Annotations of page elements

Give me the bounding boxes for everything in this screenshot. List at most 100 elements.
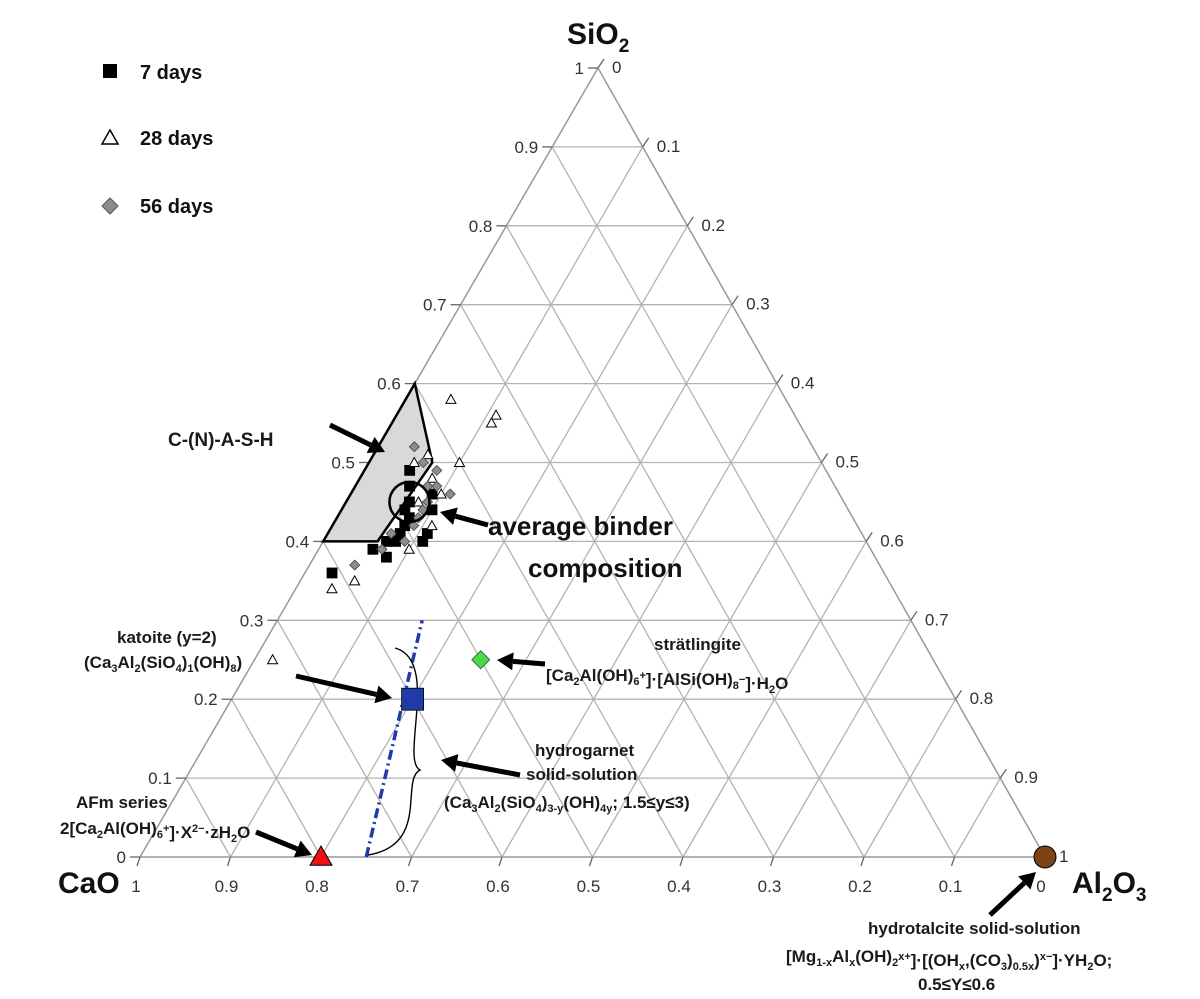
tick-mark-right <box>955 689 963 700</box>
tick-label-right: 0.6 <box>880 531 904 550</box>
tick-label-bottom: 1 <box>131 877 140 896</box>
tick-label-right: 0.3 <box>746 295 770 314</box>
vertex-label-sio2: SiO2 <box>567 18 629 57</box>
arrow-afm-head <box>293 840 312 858</box>
phase-marker-afm <box>309 844 333 866</box>
annotation-hydrogarnet-line1: hydrogarnet <box>535 741 635 760</box>
region-cnash <box>321 380 434 543</box>
series-56-days-point <box>417 456 429 469</box>
arrow-hydrotalcite-shaft <box>988 881 1027 917</box>
tick-label-left: 0.1 <box>148 769 172 788</box>
tick-mark-bottom <box>860 856 865 867</box>
tick-mark-right <box>686 216 694 227</box>
annotation-cnash: C-(N)-A-S-H <box>168 430 274 451</box>
tick-label-bottom: 0.1 <box>939 877 963 896</box>
tick-label-bottom: 0.7 <box>396 877 420 896</box>
series-7-days-point <box>326 567 338 579</box>
annotation-afm-formula: 2[Ca2Al(OH)6+]·X2−·zH2O <box>60 819 250 845</box>
tick-label-right: 0.8 <box>970 689 994 708</box>
tick-mark-bottom <box>950 856 956 867</box>
tick-label-right: 0.7 <box>925 610 949 629</box>
tick-label-bottom: 0.8 <box>305 877 329 896</box>
series-28-days-point <box>408 456 421 467</box>
series-28-days-point <box>422 448 434 460</box>
arrow-stratlingite-shaft <box>512 658 546 667</box>
tick-labels: 0 1 0 0.1 0.9 0.1 0.2 0.8 0.2 0.3 0.7 0.3 0.4 0.6 0.4 0… <box>117 58 1069 896</box>
legend-label-56-days: 56 days <box>140 196 213 218</box>
annotation-hydrogarnet-formula: (Ca3Al2(SiO4)3-y(OH)4y; 1.5≤y≤3) <box>444 793 690 815</box>
grid-line-al2o3 <box>863 698 957 858</box>
tick-mark-right <box>910 610 918 621</box>
annotation-stratlingite-name: strätlingite <box>654 635 741 654</box>
hydrogarnet-line <box>364 619 424 858</box>
tick-label-right: 0.2 <box>701 216 725 235</box>
tick-label-left: 0.6 <box>377 375 401 394</box>
regions <box>321 380 434 858</box>
phase-marker-katoite <box>401 687 425 711</box>
grid-line-al2o3 <box>229 146 644 858</box>
annotation-afm-name: AFm series <box>76 793 168 812</box>
series-56-days-point <box>444 488 456 500</box>
arrow-katoite <box>295 673 392 704</box>
series-28-days-point <box>453 456 466 467</box>
series-56-days-point <box>408 520 420 532</box>
annotation-katoite-name: katoite (y=2) <box>117 628 217 647</box>
grid-line-cao <box>276 619 413 858</box>
grid-line-cao <box>231 698 322 858</box>
tick-label-left: 0.8 <box>469 217 493 236</box>
annotation-hydrotalcite-formula: [Mg1-xAlx(OH)2x+]·[(OHx,(CO3)0.5x)x−]·YH… <box>786 947 1112 973</box>
series-28-days-point <box>266 653 279 665</box>
tick-label-right: 0.4 <box>791 374 815 393</box>
phase-markers <box>309 650 1057 869</box>
tick-mark-bottom <box>136 856 141 867</box>
series-7-days-point <box>417 536 429 547</box>
tick-label-bottom: 0.2 <box>848 877 872 896</box>
legend-marker-7-days <box>103 64 117 78</box>
series-56-days-point <box>417 504 429 516</box>
series-28-days-point <box>435 488 448 499</box>
arrow-average-binder-shaft <box>454 513 489 528</box>
grid-line-al2o3 <box>953 777 1001 858</box>
tick-label-right: 0 <box>612 58 621 77</box>
series-28-days-point <box>403 543 415 554</box>
grid-line-al2o3 <box>772 619 912 858</box>
tick-mark-right <box>999 768 1007 779</box>
tick-mark-right <box>865 532 873 542</box>
tick-mark-bottom <box>679 856 684 867</box>
annotation-hydrogarnet-line2: solid-solution <box>526 765 637 784</box>
arrow-hydrogarnet <box>441 754 521 778</box>
phase-marker-hydrotalcite <box>1033 845 1057 869</box>
grid-line-al2o3 <box>591 462 823 858</box>
arrow-stratlingite <box>497 652 546 671</box>
tick-mark-bottom <box>226 856 232 867</box>
grid-line-cao <box>551 146 956 858</box>
tick-label-bottom: 0 <box>1036 877 1045 896</box>
tick-mark-bottom <box>407 856 413 867</box>
tick-mark-right <box>731 295 739 306</box>
tick-label-left: 0.3 <box>240 611 264 630</box>
series-56-days-point <box>349 559 361 571</box>
series-56-days-point <box>399 535 411 547</box>
tick-label-left: 0.9 <box>515 138 539 157</box>
vertex-label-cao: CaO <box>58 867 120 900</box>
series-28-days-point <box>326 582 338 594</box>
arrow-katoite-head <box>374 685 392 704</box>
arrow-hydrogarnet-shaft <box>456 760 521 778</box>
arrow-average-binder-head <box>440 507 458 525</box>
annotation-katoite-formula: (Ca3Al2(SiO4)1(OH)8) <box>84 653 242 675</box>
tick-mark-right <box>642 137 650 148</box>
series-56-days-point <box>385 527 397 540</box>
arrow-hydrotalcite-head <box>1018 872 1036 890</box>
tick-mark-right <box>776 374 784 384</box>
data-points <box>266 393 502 665</box>
tick-label-bottom: 0.4 <box>667 877 691 896</box>
annotation-average-binder-line1: average binder <box>488 511 673 541</box>
grid-line-al2o3 <box>682 541 867 858</box>
tick-label-left: 0.2 <box>194 690 218 709</box>
tick-label-bottom: 0.3 <box>758 877 782 896</box>
tick-label-left: 0.7 <box>423 296 447 315</box>
arrow-stratlingite-head <box>497 652 514 671</box>
arrow-cnash-shaft <box>328 422 372 448</box>
arrow-afm-shaft <box>255 829 299 852</box>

TASK DESCRIPTION
Return every line of the items above that contains the string "stratlingite".

TASK RESPONSE
arrow-stratlingite-shaft <box>512 658 546 667</box>
annotation-stratlingite-name: strätlingite <box>654 635 741 654</box>
arrow-stratlingite <box>497 652 546 671</box>
arrow-stratlingite-head <box>497 652 514 671</box>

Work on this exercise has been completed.